= TASK REQUIREMENTS =
Report the number of lines that include "source", with no additional text.

— START RECORDS FOR THE TASK —

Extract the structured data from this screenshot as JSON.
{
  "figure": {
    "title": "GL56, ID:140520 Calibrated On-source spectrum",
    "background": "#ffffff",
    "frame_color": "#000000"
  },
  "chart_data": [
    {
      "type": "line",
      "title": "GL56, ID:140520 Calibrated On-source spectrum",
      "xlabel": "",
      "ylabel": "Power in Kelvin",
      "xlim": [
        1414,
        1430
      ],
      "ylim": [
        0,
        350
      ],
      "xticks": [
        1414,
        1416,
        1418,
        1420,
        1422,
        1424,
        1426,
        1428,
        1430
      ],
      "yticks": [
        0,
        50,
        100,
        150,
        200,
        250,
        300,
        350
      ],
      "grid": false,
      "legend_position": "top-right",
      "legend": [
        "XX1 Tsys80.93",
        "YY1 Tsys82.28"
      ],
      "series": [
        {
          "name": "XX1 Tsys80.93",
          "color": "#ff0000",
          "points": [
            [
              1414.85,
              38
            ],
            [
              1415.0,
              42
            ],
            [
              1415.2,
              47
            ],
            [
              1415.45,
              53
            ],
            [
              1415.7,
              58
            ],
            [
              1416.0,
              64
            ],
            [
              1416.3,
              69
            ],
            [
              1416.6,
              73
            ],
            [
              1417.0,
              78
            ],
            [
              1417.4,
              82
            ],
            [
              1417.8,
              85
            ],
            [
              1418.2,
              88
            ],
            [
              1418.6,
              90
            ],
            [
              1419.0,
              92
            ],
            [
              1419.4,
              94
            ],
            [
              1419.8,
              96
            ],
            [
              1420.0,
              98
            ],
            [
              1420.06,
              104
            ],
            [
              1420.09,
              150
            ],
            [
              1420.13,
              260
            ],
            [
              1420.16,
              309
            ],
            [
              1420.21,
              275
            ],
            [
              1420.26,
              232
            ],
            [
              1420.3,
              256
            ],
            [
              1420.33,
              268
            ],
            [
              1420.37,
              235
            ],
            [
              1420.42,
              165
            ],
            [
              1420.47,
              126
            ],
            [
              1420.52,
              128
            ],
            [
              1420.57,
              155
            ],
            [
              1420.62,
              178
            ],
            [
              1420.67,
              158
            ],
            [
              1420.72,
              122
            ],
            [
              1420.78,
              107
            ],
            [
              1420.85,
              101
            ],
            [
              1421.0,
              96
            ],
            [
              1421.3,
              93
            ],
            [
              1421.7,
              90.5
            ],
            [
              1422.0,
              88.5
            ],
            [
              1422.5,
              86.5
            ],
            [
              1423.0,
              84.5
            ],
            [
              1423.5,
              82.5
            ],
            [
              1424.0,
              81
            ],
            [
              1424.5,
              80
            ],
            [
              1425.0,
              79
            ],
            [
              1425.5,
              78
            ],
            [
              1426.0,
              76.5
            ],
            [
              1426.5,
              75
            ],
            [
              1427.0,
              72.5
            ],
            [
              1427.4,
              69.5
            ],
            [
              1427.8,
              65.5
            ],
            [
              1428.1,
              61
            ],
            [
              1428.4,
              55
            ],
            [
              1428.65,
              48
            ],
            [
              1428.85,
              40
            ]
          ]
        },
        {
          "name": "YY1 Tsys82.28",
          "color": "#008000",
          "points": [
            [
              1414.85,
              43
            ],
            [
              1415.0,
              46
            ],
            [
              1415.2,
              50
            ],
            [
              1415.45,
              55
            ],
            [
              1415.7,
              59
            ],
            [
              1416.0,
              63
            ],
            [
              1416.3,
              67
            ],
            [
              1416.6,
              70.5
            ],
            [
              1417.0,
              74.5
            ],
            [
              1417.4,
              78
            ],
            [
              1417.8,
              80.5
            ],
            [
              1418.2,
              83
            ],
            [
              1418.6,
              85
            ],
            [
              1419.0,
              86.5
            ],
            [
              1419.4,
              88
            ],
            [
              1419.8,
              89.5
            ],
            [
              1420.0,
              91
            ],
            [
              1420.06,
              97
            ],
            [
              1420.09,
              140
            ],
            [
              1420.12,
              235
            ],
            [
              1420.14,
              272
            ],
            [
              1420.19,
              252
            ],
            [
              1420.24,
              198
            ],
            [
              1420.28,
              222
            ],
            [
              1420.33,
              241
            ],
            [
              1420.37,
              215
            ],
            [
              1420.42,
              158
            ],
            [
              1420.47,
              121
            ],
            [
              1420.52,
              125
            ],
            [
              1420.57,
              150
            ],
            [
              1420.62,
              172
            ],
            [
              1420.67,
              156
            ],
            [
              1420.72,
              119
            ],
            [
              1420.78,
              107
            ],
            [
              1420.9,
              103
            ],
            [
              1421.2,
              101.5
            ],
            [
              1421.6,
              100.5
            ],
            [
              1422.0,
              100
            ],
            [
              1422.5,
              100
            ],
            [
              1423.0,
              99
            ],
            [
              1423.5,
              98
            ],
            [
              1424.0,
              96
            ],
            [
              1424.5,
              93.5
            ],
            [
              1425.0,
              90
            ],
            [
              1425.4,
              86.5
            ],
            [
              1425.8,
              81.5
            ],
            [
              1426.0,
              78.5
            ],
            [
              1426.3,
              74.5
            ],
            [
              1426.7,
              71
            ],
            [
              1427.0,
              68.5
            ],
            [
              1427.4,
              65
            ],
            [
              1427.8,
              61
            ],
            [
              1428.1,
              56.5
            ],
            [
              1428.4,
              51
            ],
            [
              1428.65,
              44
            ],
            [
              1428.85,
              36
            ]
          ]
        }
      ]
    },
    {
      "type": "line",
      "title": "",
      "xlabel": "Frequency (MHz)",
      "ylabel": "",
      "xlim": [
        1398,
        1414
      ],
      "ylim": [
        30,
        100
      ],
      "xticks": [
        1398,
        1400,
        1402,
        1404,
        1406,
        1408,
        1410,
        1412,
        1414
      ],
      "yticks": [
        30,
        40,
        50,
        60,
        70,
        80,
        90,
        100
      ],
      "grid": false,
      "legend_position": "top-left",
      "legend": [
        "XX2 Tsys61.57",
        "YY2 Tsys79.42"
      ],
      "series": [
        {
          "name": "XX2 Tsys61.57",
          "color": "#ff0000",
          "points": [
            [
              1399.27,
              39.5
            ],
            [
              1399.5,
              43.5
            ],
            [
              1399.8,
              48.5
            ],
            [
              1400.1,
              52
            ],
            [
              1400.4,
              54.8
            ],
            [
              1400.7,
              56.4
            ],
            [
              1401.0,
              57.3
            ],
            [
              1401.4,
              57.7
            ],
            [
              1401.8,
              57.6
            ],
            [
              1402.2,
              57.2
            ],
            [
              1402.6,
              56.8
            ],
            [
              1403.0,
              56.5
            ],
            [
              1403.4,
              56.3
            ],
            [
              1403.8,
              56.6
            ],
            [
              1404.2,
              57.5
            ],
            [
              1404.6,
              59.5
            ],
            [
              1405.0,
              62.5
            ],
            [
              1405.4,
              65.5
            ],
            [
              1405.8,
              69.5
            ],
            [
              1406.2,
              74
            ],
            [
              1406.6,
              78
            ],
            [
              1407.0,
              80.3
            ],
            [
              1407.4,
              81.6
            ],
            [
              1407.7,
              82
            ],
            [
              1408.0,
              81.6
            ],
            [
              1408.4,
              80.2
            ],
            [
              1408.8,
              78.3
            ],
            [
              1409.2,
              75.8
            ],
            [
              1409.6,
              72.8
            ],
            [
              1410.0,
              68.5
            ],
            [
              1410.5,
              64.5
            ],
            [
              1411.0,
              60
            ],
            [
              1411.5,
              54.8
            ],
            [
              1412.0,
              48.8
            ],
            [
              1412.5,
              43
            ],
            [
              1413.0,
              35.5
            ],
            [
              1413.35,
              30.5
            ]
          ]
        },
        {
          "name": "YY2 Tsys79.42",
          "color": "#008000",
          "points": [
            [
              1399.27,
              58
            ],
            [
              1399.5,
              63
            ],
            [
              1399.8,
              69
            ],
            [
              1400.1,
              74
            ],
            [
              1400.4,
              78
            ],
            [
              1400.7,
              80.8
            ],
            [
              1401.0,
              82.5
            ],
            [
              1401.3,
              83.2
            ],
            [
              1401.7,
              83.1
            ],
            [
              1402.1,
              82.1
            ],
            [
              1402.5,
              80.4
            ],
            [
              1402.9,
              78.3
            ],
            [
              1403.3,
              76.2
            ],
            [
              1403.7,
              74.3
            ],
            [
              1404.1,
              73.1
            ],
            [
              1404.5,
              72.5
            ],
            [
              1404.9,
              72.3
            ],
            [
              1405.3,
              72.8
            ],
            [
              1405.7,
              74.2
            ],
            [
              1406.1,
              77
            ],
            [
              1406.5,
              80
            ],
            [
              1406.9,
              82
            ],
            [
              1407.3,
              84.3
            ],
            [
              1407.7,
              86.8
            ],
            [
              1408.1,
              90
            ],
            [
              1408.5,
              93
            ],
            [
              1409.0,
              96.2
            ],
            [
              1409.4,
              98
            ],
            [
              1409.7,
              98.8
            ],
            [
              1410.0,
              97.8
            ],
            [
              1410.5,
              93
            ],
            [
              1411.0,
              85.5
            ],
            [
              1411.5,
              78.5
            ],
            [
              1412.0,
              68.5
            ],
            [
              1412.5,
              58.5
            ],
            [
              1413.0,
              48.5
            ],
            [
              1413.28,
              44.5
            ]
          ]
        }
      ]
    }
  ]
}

— END RECORDS FOR THE TASK —

= THE RESULT =
2